British Journal of Medicine and Medical Research, ISSN: 2231-0614,Vol.: 5, Issue.: 10
Formulated Composite Insoles Reduce Foot Pain and Fatigue and Increase Working Efficiency in Healthcare Workers: A Pilot Non-controlled Experimental Study
Anuchit Siwawut1* 1Orthopaedic Department, Tung Song Hospital, Nakorn Sri Thammarat, Thailand.
1Orthopaedic Department, Tung Song Hospital, Nakorn Sri Thammarat, Thailand.
(1) Ian Dooley, Limerick Regional Hospital, Republic of Ireland.
(2) Tarek Tawfik Amin, Community Medicine, Faculty of Medicine, Cairo University, Egypt.
(3) Jimmy T. Efird, Department of Public Health, Director of Epidemiology and Outcomes Research East Carolina Heart Institute, Brody School of Medicine, Greenville, North Carolina, USA.
(1) Anonymous, University of Ibadan, Nigeria.
(2) Anonymous, University of Toronto, Canada.
(3) Laxmaiah Manchikanti, Pain Management Center of Paducah, Paducah, KY, USA.
(4) Anonymous, Aarhus University, Denmark.
(5) Anonymous, Karolinska Institute, Sweden.
(6) Anonymous, Obafemi Awolowo University, Nigeria.
(7) Anonymous, Hospital Group Twente, Almelo, The Netherlands.
Complete Peer review History: http://www.sciencedomain.org/review-history/6794
Aim: The aim was to evaluate self-assessed foot health status and working efficiency of healthcare workers when using composite insoles to treat foot problems.

§ EXERCISE PROMPT
List every institution in the article header whose name includes the word "University."

Dataset records:
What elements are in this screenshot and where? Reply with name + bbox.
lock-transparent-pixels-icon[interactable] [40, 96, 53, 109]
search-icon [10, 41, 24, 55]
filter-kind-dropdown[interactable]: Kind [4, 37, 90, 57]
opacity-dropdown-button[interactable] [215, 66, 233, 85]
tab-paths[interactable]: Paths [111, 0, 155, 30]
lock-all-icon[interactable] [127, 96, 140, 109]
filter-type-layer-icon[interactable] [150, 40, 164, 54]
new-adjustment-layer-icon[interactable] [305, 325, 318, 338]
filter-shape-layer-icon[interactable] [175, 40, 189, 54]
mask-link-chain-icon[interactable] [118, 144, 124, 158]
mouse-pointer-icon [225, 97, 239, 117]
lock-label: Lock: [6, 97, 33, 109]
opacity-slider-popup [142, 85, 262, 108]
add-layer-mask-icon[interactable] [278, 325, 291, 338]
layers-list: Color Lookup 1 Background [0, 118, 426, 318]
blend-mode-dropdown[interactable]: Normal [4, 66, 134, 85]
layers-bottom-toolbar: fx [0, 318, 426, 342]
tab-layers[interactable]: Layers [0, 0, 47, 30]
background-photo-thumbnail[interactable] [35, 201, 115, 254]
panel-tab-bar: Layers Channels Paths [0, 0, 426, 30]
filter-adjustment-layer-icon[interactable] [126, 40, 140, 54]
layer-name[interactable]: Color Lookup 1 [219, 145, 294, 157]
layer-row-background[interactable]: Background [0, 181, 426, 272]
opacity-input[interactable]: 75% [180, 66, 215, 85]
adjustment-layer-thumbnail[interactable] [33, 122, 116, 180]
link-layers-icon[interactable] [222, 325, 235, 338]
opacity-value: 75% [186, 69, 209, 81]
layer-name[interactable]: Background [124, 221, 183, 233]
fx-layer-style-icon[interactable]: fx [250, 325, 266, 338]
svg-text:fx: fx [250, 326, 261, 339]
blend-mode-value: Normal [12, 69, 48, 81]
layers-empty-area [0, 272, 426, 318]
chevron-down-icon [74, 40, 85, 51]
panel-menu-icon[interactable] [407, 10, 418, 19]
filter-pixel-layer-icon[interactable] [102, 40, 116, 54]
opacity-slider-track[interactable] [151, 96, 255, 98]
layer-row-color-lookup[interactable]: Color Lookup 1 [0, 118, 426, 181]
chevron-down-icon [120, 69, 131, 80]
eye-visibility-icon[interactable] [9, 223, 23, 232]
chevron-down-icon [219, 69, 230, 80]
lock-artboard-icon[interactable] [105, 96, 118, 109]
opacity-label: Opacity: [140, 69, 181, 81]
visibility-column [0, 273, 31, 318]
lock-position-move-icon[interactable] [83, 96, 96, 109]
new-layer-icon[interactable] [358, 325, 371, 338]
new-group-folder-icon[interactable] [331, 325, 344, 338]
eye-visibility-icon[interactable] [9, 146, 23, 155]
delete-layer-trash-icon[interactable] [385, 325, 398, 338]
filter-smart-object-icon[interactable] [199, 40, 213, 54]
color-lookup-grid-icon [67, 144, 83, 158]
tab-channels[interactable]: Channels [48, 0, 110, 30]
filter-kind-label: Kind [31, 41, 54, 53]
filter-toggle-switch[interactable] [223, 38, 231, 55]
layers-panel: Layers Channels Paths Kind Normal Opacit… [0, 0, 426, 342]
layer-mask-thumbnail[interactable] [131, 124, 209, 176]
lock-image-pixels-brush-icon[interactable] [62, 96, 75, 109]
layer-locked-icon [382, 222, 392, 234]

§ COMPLETED TASK
Cairo University
University of Ibadan
University of Toronto
Aarhus University
Obafemi Awolowo University